# The request
Quote all of the entries word for word.

# Input records
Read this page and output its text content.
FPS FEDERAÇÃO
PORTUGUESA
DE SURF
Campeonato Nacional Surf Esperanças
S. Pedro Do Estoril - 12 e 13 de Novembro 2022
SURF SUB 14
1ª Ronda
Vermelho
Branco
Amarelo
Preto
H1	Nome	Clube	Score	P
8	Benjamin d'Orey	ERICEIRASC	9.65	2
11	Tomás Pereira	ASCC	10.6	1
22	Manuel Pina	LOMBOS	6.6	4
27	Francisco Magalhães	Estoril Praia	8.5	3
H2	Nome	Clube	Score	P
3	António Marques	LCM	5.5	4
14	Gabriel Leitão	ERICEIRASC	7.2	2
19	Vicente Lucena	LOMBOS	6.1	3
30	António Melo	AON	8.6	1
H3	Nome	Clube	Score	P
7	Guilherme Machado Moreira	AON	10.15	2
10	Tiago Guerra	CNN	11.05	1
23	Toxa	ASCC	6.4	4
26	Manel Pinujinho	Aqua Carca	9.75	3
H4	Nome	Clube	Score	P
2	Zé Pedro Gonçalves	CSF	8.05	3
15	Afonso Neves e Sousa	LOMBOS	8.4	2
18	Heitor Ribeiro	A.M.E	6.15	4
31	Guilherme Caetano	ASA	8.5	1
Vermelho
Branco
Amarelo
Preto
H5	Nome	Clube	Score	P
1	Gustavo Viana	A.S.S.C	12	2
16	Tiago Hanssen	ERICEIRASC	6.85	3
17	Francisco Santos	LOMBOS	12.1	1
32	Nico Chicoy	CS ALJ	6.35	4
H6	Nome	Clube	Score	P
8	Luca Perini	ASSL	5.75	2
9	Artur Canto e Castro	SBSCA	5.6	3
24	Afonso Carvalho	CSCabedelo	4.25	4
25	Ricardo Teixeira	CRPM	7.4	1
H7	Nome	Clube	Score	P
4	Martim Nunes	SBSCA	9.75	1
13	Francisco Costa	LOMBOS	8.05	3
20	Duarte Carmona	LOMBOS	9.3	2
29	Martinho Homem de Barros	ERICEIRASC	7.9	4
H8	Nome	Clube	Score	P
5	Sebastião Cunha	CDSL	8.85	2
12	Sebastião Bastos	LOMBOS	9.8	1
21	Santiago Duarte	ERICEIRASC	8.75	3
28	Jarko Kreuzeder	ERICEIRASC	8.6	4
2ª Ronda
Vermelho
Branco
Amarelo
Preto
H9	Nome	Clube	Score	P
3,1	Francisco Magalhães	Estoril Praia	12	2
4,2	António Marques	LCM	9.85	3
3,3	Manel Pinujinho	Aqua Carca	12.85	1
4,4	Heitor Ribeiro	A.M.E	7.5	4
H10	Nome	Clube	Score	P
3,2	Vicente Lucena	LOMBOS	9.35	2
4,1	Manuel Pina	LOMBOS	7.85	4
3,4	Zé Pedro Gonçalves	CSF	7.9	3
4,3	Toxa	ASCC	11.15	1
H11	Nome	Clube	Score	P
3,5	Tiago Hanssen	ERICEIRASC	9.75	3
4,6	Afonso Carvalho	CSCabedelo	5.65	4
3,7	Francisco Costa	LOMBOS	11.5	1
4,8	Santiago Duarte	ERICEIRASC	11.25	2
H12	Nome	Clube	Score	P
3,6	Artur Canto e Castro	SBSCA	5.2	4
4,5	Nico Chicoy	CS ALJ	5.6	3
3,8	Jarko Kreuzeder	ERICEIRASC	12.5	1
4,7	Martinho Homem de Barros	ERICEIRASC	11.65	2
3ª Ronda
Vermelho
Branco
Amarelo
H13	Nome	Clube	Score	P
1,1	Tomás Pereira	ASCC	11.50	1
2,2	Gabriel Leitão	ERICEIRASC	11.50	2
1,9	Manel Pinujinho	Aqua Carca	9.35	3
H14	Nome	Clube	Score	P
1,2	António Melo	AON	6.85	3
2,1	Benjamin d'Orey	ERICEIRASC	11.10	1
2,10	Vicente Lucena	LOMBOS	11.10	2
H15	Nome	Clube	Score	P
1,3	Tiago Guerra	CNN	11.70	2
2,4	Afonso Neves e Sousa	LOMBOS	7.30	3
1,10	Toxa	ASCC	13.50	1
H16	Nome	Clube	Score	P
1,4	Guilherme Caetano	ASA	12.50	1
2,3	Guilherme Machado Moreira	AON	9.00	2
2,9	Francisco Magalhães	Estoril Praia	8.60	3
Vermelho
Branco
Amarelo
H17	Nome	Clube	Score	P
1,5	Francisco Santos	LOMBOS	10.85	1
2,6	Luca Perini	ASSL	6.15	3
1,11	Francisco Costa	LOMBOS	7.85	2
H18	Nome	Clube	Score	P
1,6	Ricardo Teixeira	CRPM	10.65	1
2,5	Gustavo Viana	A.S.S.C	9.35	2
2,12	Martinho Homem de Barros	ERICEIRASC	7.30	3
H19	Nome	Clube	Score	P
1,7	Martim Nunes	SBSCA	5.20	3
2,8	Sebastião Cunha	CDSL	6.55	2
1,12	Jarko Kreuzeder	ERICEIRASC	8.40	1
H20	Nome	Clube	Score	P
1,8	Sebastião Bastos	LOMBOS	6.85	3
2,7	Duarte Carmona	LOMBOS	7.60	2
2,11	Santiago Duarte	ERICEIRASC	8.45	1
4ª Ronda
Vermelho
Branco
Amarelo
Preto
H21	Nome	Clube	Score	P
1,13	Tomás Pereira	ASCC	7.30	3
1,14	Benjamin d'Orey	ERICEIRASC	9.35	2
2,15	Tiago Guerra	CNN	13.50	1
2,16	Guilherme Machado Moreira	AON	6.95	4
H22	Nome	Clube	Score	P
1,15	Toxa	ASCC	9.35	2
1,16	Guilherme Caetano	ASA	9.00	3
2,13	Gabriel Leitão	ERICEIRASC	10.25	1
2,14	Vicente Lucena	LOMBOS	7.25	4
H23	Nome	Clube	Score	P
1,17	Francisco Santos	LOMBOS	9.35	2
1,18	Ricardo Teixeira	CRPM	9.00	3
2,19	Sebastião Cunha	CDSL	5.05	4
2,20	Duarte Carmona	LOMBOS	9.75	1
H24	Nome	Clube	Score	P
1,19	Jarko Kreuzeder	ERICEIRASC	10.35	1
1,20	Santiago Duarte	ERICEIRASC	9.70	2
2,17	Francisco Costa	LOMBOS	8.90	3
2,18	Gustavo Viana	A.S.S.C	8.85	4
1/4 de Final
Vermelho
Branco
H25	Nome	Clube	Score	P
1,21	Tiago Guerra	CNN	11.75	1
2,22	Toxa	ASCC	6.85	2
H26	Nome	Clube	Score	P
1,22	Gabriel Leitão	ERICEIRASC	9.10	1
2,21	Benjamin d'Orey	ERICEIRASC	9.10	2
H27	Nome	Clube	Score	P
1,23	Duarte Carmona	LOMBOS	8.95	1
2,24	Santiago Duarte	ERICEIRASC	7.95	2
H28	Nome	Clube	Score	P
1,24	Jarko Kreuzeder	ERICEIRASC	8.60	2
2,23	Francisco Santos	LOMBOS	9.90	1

# Response
Read this page and output its text content.
FPS FEDERAÇÃO
PORTUGUESA
DE SURF
Campeonato Nacional Surf Esperanças
S. Pedro Do Estoril - 12 e 13 de Novembro 2022
SURF SUB 14
1ª Ronda
Vermelho
Branco
Amarelo
Preto
H1	Nome	Clube	Score	P
8	Benjamin d'Orey	ERICEIRASC	9.65	2
11	Tomás Pereira	ASCC	10.6	1
22	Manuel Pina	LOMBOS	6.6	4
27	Francisco Magalhães	Estoril Praia	8.5	3
H2	Nome	Clube	Score	P
3	António Marques	LCM	5.5	4
14	Gabriel Leitão	ERICEIRASC	7.2	2
19	Vicente Lucena	LOMBOS	6.1	3
30	António Melo	AON	8.6	1
H3	Nome	Clube	Score	P
7	Guilherme Machado Moreira	AON	10.15	2
10	Tiago Guerra	CNN	11.05	1
23	Toxa	ASCC	6.4	4
26	Manel Pinujinho	Aqua Carca	9.75	3
H4	Nome	Clube	Score	P
2	Zé Pedro Gonçalves	CSF	8.05	3
15	Afonso Neves e Sousa	LOMBOS	8.4	2
18	Heitor Ribeiro	A.M.E	6.15	4
31	Guilherme Caetano	ASA	8.5	1
Vermelho
Branco
Amarelo
Preto
H5	Nome	Clube	Score	P
1	Gustavo Viana	A.S.S.C	12	2
16	Tiago Hanssen	ERICEIRASC	6.85	3
17	Francisco Santos	LOMBOS	12.1	1
32	Nico Chicoy	CS ALJ	6.35	4
H6	Nome	Clube	Score	P
8	Luca Perini	ASSL	5.75	2
9	Artur Canto e Castro	SBSCA	5.6	3
24	Afonso Carvalho	CSCabedelo	4.25	4
25	Ricardo Teixeira	CRPM	7.4	1
H7	Nome	Clube	Score	P
4	Martim Nunes	SBSCA	9.75	1
13	Francisco Costa	LOMBOS	8.05	3
20	Duarte Carmona	LOMBOS	9.3	2
29	Martinho Homem de Barros	ERICEIRASC	7.9	4
H8	Nome	Clube	Score	P
5	Sebastião Cunha	CDSL	8.85	2
12	Sebastião Bastos	LOMBOS	9.8	1
21	Santiago Duarte	ERICEIRASC	8.75	3
28	Jarko Kreuzeder	ERICEIRASC	8.6	4
2ª Ronda
Vermelho
Branco
Amarelo
Preto
H9	Nome	Clube	Score	P
3,1	Francisco Magalhães	Estoril Praia	12	2
4,2	António Marques	LCM	9.85	3
3,3	Manel Pinujinho	Aqua Carca	12.85	1
4,4	Heitor Ribeiro	A.M.E	7.5	4
H10	Nome	Clube	Score	P
3,2	Vicente Lucena	LOMBOS	9.35	2
4,1	Manuel Pina	LOMBOS	7.85	4
3,4	Zé Pedro Gonçalves	CSF	7.9	3
4,3	Toxa	ASCC	11.15	1
H11	Nome	Clube	Score	P
3,5	Tiago Hanssen	ERICEIRASC	9.75	3
4,6	Afonso Carvalho	CSCabedelo	5.65	4
3,7	Francisco Costa	LOMBOS	11.5	1
4,8	Santiago Duarte	ERICEIRASC	11.25	2
H12	Nome	Clube	Score	P
3,6	Artur Canto e Castro	SBSCA	5.2	4
4,5	Nico Chicoy	CS ALJ	5.6	3
3,8	Jarko Kreuzeder	ERICEIRASC	12.5	1
4,7	Martinho Homem de Barros	ERICEIRASC	11.65	2
3ª Ronda
Vermelho
Branco
Amarelo
H13	Nome	Clube	Score	P
1,1	Tomás Pereira	ASCC	11.50	1
2,2	Gabriel Leitão	ERICEIRASC	11.50	2
1,9	Manel Pinujinho	Aqua Carca	9.35	3
H14	Nome	Clube	Score	P
1,2	António Melo	AON	6.85	3
2,1	Benjamin d'Orey	ERICEIRASC	11.10	1
2,10	Vicente Lucena	LOMBOS	11.10	2
H15	Nome	Clube	Score	P
1,3	Tiago Guerra	CNN	11.70	2
2,4	Afonso Neves e Sousa	LOMBOS	7.30	3
1,10	Toxa	ASCC	13.50	1
H16	Nome	Clube	Score	P
1,4	Guilherme Caetano	ASA	12.50	1
2,3	Guilherme Machado Moreira	AON	9.00	2
2,9	Francisco Magalhães	Estoril Praia	8.60	3
Vermelho
Branco
Amarelo
H17	Nome	Clube	Score	P
1,5	Francisco Santos	LOMBOS	10.85	1
2,6	Luca Perini	ASSL	6.15	3
1,11	Francisco Costa	LOMBOS	7.85	2
H18	Nome	Clube	Score	P
1,6	Ricardo Teixeira	CRPM	10.65	1
2,5	Gustavo Viana	A.S.S.C	9.35	2
2,12	Martinho Homem de Barros	ERICEIRASC	7.30	3
H19	Nome	Clube	Score	P
1,7	Martim Nunes	SBSCA	5.20	3
2,8	Sebastião Cunha	CDSL	6.55	2
1,12	Jarko Kreuzeder	ERICEIRASC	8.40	1
H20	Nome	Clube	Score	P
1,8	Sebastião Bastos	LOMBOS	6.85	3
2,7	Duarte Carmona	LOMBOS	7.60	2
2,11	Santiago Duarte	ERICEIRASC	8.45	1
4ª Ronda
Vermelho
Branco
Amarelo
Preto
H21	Nome	Clube	Score	P
1,13	Tomás Pereira	ASCC	7.30	3
1,14	Benjamin d'Orey	ERICEIRASC	9.35	2
2,15	Tiago Guerra	CNN	13.50	1
2,16	Guilherme Machado Moreira	AON	6.95	4
H22	Nome	Clube	Score	P
1,15	Toxa	ASCC	9.35	2
1,16	Guilherme Caetano	ASA	9.00	3
2,13	Gabriel Leitão	ERICEIRASC	10.25	1
2,14	Vicente Lucena	LOMBOS	7.25	4
H23	Nome	Clube	Score	P
1,17	Francisco Santos	LOMBOS	9.35	2
1,18	Ricardo Teixeira	CRPM	9.00	3
2,19	Sebastião Cunha	CDSL	5.05	4
2,20	Duarte Carmona	LOMBOS	9.75	1
H24	Nome	Clube	Score	P
1,19	Jarko Kreuzeder	ERICEIRASC	10.35	1
1,20	Santiago Duarte	ERICEIRASC	9.70	2
2,17	Francisco Costa	LOMBOS	8.90	3
2,18	Gustavo Viana	A.S.S.C	8.85	4
1/4 de Final
Vermelho
Branco
H25	Nome	Clube	Score	P
1,21	Tiago Guerra	CNN	11.75	1
2,22	Toxa	ASCC	6.85	2
H26	Nome	Clube	Score	P
1,22	Gabriel Leitão	ERICEIRASC	9.10	1
2,21	Benjamin d'Orey	ERICEIRASC	9.10	2
H27	Nome	Clube	Score	P
1,23	Duarte Carmona	LOMBOS	8.95	1
2,24	Santiago Duarte	ERICEIRASC	7.95	2
H28	Nome	Clube	Score	P
1,24	Jarko Kreuzeder	ERICEIRASC	8.60	2
2,23	Francisco Santos	LOMBOS	9.90	1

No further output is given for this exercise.